• _Task input_:

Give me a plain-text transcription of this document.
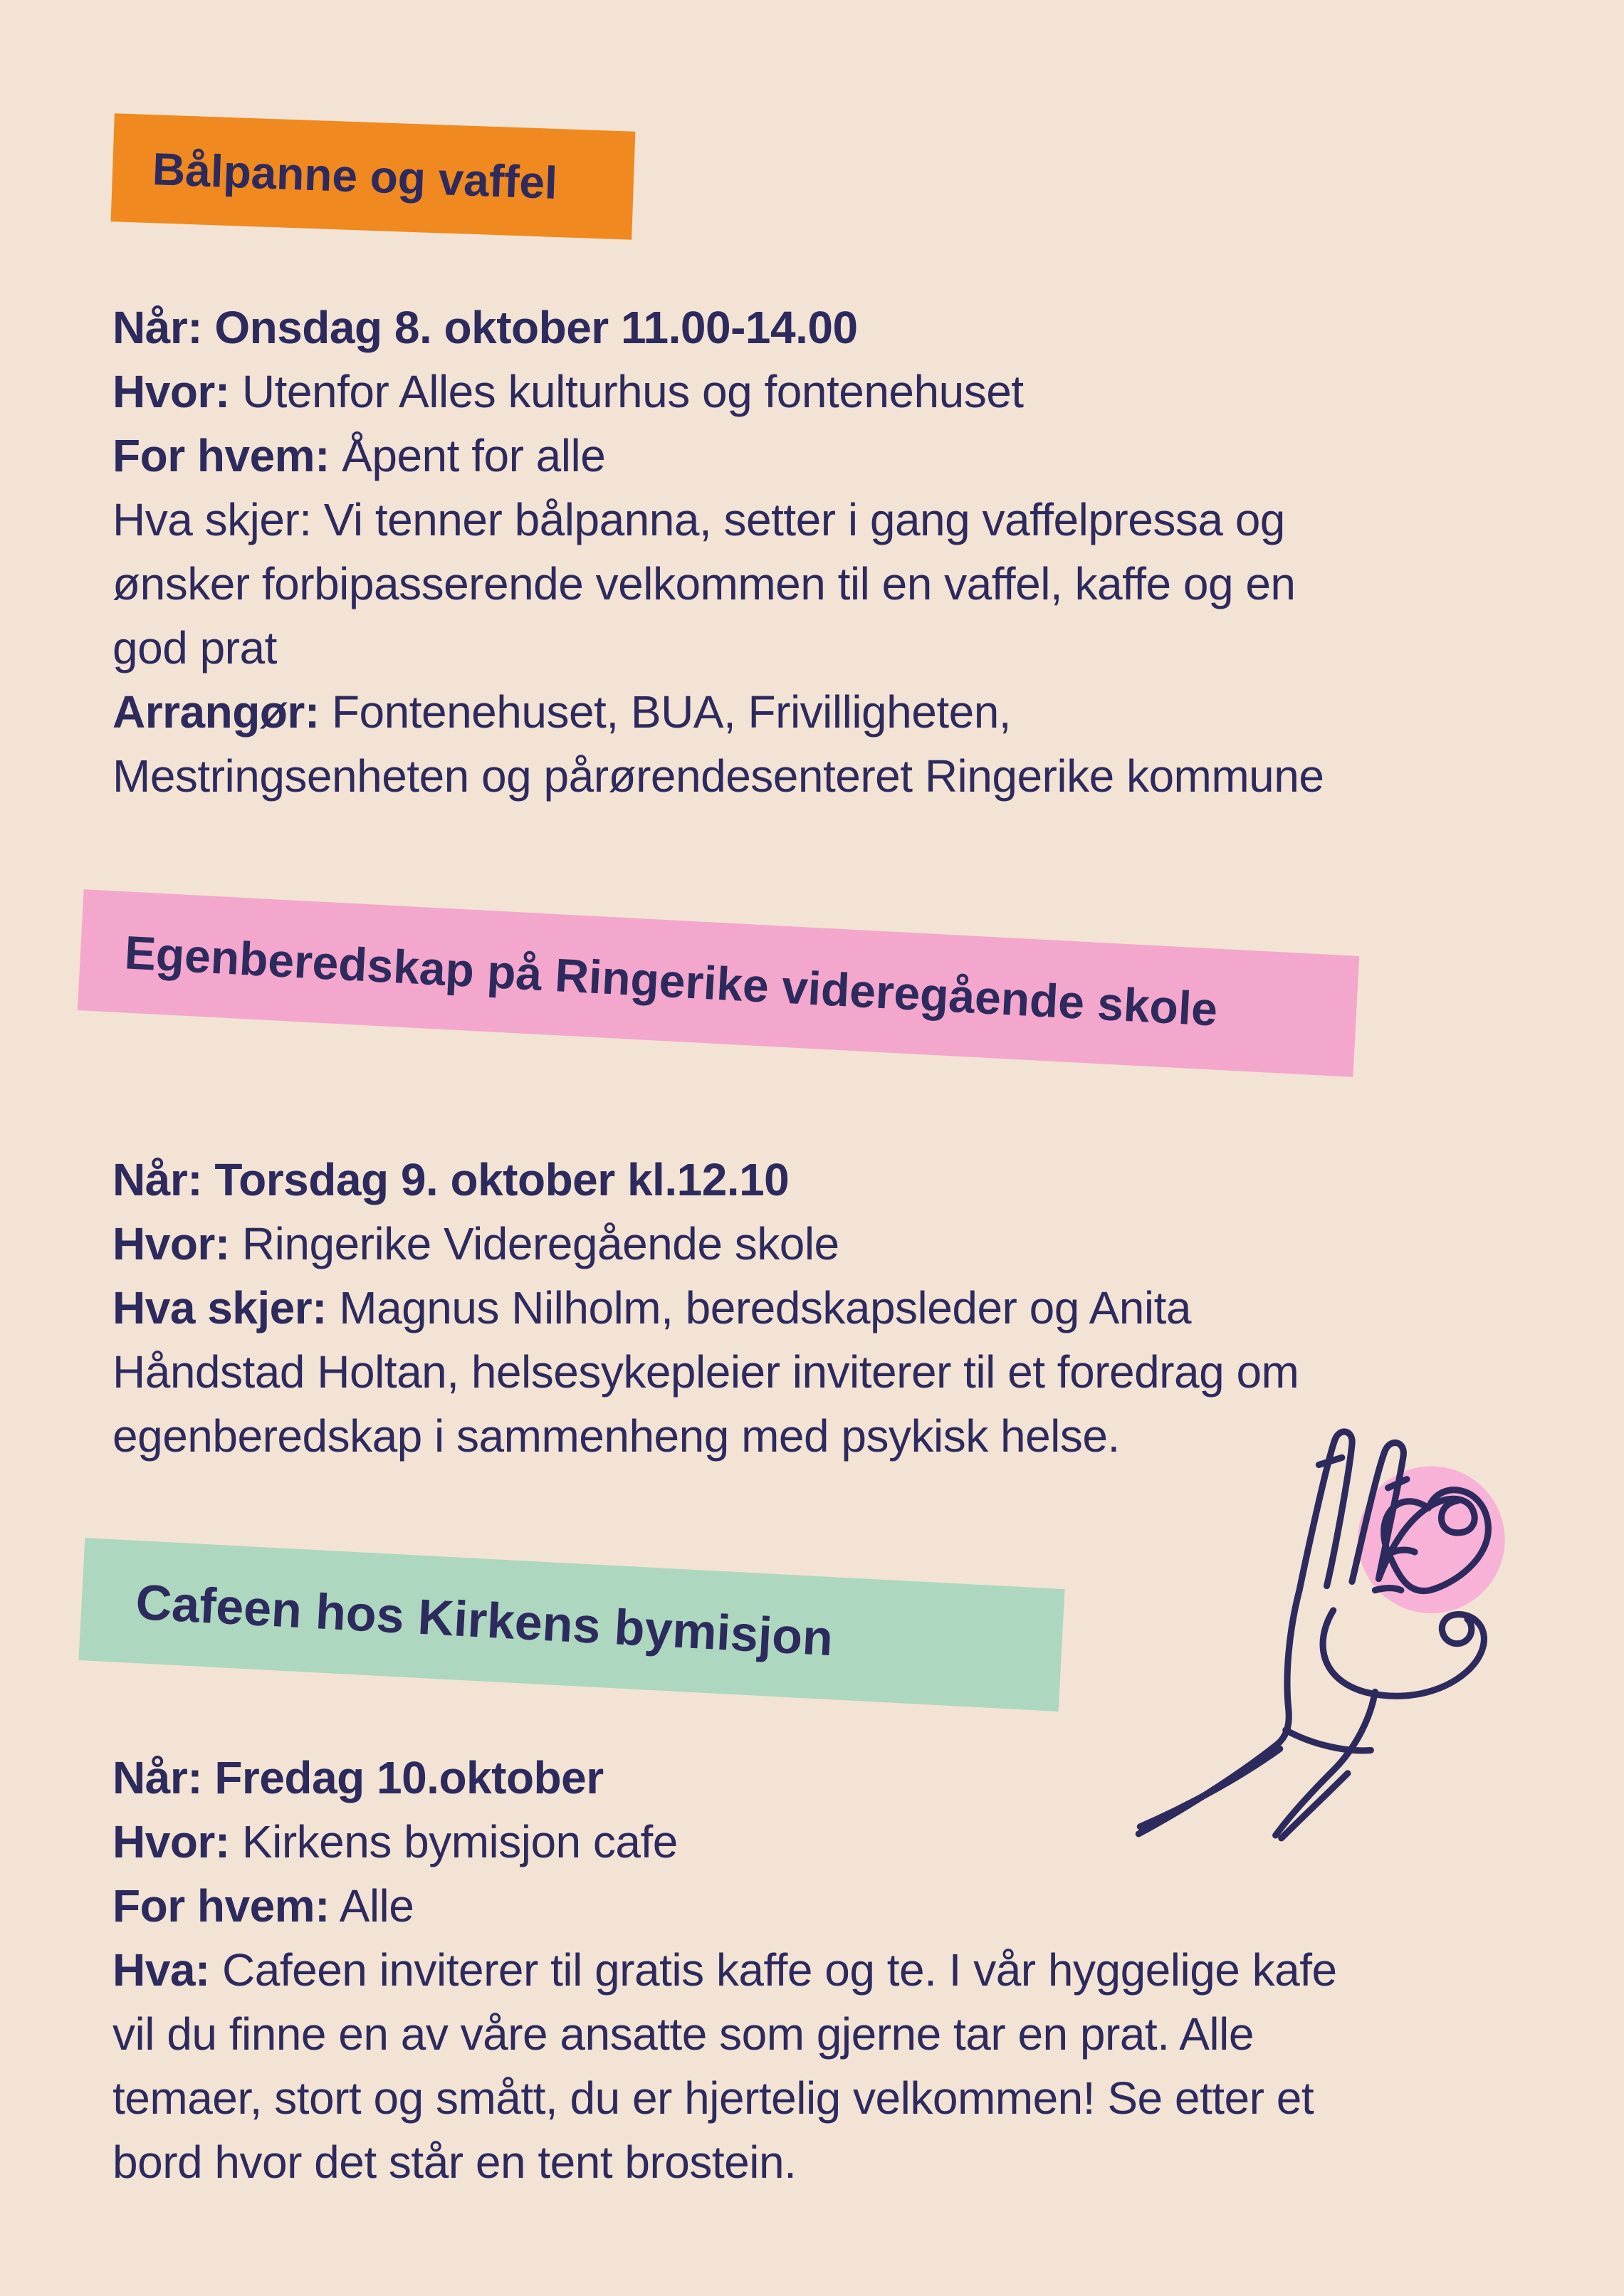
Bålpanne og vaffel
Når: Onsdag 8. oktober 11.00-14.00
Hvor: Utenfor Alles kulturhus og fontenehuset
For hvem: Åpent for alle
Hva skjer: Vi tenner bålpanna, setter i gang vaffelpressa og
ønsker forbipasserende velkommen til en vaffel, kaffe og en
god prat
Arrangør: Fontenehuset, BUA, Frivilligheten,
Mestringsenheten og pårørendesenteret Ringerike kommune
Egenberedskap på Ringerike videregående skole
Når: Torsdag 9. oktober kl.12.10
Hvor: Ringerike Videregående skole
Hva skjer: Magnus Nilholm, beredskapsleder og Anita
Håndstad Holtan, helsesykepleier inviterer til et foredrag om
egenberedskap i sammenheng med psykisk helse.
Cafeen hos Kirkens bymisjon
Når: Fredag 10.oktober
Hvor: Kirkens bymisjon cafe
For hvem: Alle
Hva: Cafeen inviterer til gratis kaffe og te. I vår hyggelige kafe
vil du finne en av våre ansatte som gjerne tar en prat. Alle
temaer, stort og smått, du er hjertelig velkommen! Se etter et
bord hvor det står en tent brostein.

• _Given task_: Pictures are excluded; copy every other part of the records exactly.

• _Task answer_:
Give me a plain-text transcription of this document.
Bålpanne og vaffel
Når: Onsdag 8. oktober 11.00-14.00
Hvor: Utenfor Alles kulturhus og fontenehuset
For hvem: Åpent for alle
Hva skjer: Vi tenner bålpanna, setter i gang vaffelpressa og
ønsker forbipasserende velkommen til en vaffel, kaffe og en
god prat
Arrangør: Fontenehuset, BUA, Frivilligheten,
Mestringsenheten og pårørendesenteret Ringerike kommune
Egenberedskap på Ringerike videregående skole
Når: Torsdag 9. oktober kl.12.10
Hvor: Ringerike Videregående skole
Hva skjer: Magnus Nilholm, beredskapsleder og Anita
Håndstad Holtan, helsesykepleier inviterer til et foredrag om
egenberedskap i sammenheng med psykisk helse.
Cafeen hos Kirkens bymisjon
Når: Fredag 10.oktober
Hvor: Kirkens bymisjon cafe
For hvem: Alle
Hva: Cafeen inviterer til gratis kaffe og te. I vår hyggelige kafe
vil du finne en av våre ansatte som gjerne tar en prat. Alle
temaer, stort og smått, du er hjertelig velkommen! Se etter et
bord hvor det står en tent brostein.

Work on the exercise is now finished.